● **RECORDS TO PROCESS**:
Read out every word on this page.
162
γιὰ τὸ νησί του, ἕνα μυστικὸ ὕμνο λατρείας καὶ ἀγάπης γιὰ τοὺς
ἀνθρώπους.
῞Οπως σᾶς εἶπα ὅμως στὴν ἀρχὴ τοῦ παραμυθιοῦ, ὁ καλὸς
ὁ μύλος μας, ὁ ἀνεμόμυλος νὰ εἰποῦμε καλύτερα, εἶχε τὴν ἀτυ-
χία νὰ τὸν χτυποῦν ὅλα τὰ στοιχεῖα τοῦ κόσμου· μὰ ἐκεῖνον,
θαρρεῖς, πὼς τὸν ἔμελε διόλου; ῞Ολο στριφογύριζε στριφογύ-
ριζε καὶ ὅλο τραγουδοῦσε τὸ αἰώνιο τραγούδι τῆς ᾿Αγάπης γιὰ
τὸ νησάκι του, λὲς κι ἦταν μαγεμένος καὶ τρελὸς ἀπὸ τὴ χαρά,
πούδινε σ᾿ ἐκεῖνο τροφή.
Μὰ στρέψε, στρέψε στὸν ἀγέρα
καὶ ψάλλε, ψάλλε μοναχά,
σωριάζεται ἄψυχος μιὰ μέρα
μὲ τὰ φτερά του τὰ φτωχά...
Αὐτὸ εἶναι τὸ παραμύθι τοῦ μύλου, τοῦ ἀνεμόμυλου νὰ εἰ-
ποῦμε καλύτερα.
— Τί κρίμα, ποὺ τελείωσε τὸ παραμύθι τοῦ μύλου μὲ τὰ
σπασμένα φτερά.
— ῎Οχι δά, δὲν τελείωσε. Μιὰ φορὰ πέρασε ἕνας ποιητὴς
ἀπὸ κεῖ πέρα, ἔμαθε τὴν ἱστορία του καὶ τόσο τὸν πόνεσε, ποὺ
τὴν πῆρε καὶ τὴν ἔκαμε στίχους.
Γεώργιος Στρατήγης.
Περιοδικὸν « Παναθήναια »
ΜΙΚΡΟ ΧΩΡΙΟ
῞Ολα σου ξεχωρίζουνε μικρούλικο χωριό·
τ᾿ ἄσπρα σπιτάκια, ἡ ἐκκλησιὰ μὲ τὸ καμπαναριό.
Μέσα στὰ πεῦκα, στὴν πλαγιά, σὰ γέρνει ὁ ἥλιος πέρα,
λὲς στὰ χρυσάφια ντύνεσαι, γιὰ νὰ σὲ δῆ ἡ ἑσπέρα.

● **THE PROBLEM**: Extract the listing in its entirety and repeat it exactly.

● **REPLY**:
Read out every word on this page.
162
γιὰ τὸ νησί του, ἕνα μυστικὸ ὕμνο λατρείας καὶ ἀγάπης γιὰ τοὺς
ἀνθρώπους.
῞Οπως σᾶς εἶπα ὅμως στὴν ἀρχὴ τοῦ παραμυθιοῦ, ὁ καλὸς
ὁ μύλος μας, ὁ ἀνεμόμυλος νὰ εἰποῦμε καλύτερα, εἶχε τὴν ἀτυ-
χία νὰ τὸν χτυποῦν ὅλα τὰ στοιχεῖα τοῦ κόσμου· μὰ ἐκεῖνον,
θαρρεῖς, πὼς τὸν ἔμελε διόλου; ῞Ολο στριφογύριζε στριφογύ-
ριζε καὶ ὅλο τραγουδοῦσε τὸ αἰώνιο τραγούδι τῆς ᾿Αγάπης γιὰ
τὸ νησάκι του, λὲς κι ἦταν μαγεμένος καὶ τρελὸς ἀπὸ τὴ χαρά,
πούδινε σ᾿ ἐκεῖνο τροφή.
Μὰ στρέψε, στρέψε στὸν ἀγέρα
καὶ ψάλλε, ψάλλε μοναχά,
σωριάζεται ἄψυχος μιὰ μέρα
μὲ τὰ φτερά του τὰ φτωχά...
Αὐτὸ εἶναι τὸ παραμύθι τοῦ μύλου, τοῦ ἀνεμόμυλου νὰ εἰ-
ποῦμε καλύτερα.
— Τί κρίμα, ποὺ τελείωσε τὸ παραμύθι τοῦ μύλου μὲ τὰ
σπασμένα φτερά.
— ῎Οχι δά, δὲν τελείωσε. Μιὰ φορὰ πέρασε ἕνας ποιητὴς
ἀπὸ κεῖ πέρα, ἔμαθε τὴν ἱστορία του καὶ τόσο τὸν πόνεσε, ποὺ
τὴν πῆρε καὶ τὴν ἔκαμε στίχους.
Γεώργιος Στρατήγης.
Περιοδικὸν « Παναθήναια »
ΜΙΚΡΟ ΧΩΡΙΟ
῞Ολα σου ξεχωρίζουνε μικρούλικο χωριό·
τ᾿ ἄσπρα σπιτάκια, ἡ ἐκκλησιὰ μὲ τὸ καμπαναριό.
Μέσα στὰ πεῦκα, στὴν πλαγιά, σὰ γέρνει ὁ ἥλιος πέρα,
λὲς στὰ χρυσάφια ντύνεσαι, γιὰ νὰ σὲ δῆ ἡ ἑσπέρα.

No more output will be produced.